◆ Problem ◆
Print the entries below in their entirety, exactly as they are written.

◆ Given entries ◆

§

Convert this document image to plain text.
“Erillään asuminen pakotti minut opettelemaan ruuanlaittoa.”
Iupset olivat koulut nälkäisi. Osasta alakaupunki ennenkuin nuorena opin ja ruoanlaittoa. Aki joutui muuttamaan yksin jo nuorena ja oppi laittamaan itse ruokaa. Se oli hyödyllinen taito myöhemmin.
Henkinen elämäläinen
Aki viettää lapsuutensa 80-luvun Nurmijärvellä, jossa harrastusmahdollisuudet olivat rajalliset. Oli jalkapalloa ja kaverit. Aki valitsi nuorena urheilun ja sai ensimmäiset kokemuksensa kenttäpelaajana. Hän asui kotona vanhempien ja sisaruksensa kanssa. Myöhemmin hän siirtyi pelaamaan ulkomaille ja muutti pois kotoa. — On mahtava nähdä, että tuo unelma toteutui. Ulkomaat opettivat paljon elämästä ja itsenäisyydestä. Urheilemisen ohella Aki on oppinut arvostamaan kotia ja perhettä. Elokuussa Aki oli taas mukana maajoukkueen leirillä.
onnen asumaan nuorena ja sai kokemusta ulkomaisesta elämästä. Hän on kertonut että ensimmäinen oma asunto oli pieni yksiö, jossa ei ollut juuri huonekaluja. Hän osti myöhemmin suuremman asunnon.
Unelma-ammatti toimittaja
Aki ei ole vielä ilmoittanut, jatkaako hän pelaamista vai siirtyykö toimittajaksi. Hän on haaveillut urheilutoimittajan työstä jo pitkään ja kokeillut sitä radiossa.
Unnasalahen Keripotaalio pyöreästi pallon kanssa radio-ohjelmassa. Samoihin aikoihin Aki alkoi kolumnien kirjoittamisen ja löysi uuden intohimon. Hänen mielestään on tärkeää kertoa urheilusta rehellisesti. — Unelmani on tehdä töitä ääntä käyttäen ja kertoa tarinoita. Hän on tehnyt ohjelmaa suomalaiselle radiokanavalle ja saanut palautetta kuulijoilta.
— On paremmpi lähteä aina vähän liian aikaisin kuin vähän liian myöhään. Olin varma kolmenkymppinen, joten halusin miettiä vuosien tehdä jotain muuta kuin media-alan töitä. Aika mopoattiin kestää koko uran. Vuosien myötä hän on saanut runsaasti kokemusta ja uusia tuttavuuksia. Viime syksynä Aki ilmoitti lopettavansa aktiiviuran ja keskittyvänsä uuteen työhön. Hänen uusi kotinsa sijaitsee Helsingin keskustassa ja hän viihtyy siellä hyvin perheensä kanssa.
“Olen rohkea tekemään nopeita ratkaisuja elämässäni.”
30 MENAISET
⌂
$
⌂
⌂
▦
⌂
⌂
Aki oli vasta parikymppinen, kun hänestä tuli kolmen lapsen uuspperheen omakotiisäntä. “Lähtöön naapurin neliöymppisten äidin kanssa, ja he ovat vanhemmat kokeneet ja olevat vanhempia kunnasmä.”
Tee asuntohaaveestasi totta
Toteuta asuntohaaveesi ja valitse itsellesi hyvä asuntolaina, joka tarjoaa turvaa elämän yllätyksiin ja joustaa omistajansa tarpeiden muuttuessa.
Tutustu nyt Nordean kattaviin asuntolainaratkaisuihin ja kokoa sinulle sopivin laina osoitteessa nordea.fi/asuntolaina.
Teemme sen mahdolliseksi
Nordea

§

◆ Exercise response ◆
Convert this document image to plain text.
“Erillään asuminen pakotti minut opettelemaan ruuanlaittoa.”
Iupset olivat koulut nälkäisi. Osasta alakaupunki ennenkuin nuorena opin ja ruoanlaittoa. Aki joutui muuttamaan yksin jo nuorena ja oppi laittamaan itse ruokaa. Se oli hyödyllinen taito myöhemmin.
Henkinen elämäläinen
Aki viettää lapsuutensa 80-luvun Nurmijärvellä, jossa harrastusmahdollisuudet olivat rajalliset. Oli jalkapalloa ja kaverit. Aki valitsi nuorena urheilun ja sai ensimmäiset kokemuksensa kenttäpelaajana. Hän asui kotona vanhempien ja sisaruksensa kanssa. Myöhemmin hän siirtyi pelaamaan ulkomaille ja muutti pois kotoa. — On mahtava nähdä, että tuo unelma toteutui. Ulkomaat opettivat paljon elämästä ja itsenäisyydestä. Urheilemisen ohella Aki on oppinut arvostamaan kotia ja perhettä. Elokuussa Aki oli taas mukana maajoukkueen leirillä.
onnen asumaan nuorena ja sai kokemusta ulkomaisesta elämästä. Hän on kertonut että ensimmäinen oma asunto oli pieni yksiö, jossa ei ollut juuri huonekaluja. Hän osti myöhemmin suuremman asunnon.
Unelma-ammatti toimittaja
Aki ei ole vielä ilmoittanut, jatkaako hän pelaamista vai siirtyykö toimittajaksi. Hän on haaveillut urheilutoimittajan työstä jo pitkään ja kokeillut sitä radiossa.
Unnasalahen Keripotaalio pyöreästi pallon kanssa radio-ohjelmassa. Samoihin aikoihin Aki alkoi kolumnien kirjoittamisen ja löysi uuden intohimon. Hänen mielestään on tärkeää kertoa urheilusta rehellisesti. — Unelmani on tehdä töitä ääntä käyttäen ja kertoa tarinoita. Hän on tehnyt ohjelmaa suomalaiselle radiokanavalle ja saanut palautetta kuulijoilta.
— On paremmpi lähteä aina vähän liian aikaisin kuin vähän liian myöhään. Olin varma kolmenkymppinen, joten halusin miettiä vuosien tehdä jotain muuta kuin media-alan töitä. Aika mopoattiin kestää koko uran. Vuosien myötä hän on saanut runsaasti kokemusta ja uusia tuttavuuksia. Viime syksynä Aki ilmoitti lopettavansa aktiiviuran ja keskittyvänsä uuteen työhön. Hänen uusi kotinsa sijaitsee Helsingin keskustassa ja hän viihtyy siellä hyvin perheensä kanssa.
“Olen rohkea tekemään nopeita ratkaisuja elämässäni.”
30 MENAISET
⌂
$
⌂
⌂
▦
⌂
⌂
Aki oli vasta parikymppinen, kun hänestä tuli kolmen lapsen uuspperheen omakotiisäntä. “Lähtöön naapurin neliöymppisten äidin kanssa, ja he ovat vanhemmat kokeneet ja olevat vanhempia kunnasmä.”
Tee asuntohaaveestasi totta
Toteuta asuntohaaveesi ja valitse itsellesi hyvä asuntolaina, joka tarjoaa turvaa elämän yllätyksiin ja joustaa omistajansa tarpeiden muuttuessa.
Tutustu nyt Nordean kattaviin asuntolainaratkaisuihin ja kokoa sinulle sopivin laina osoitteessa nordea.fi/asuntolaina.
Teemme sen mahdolliseksi
Nordea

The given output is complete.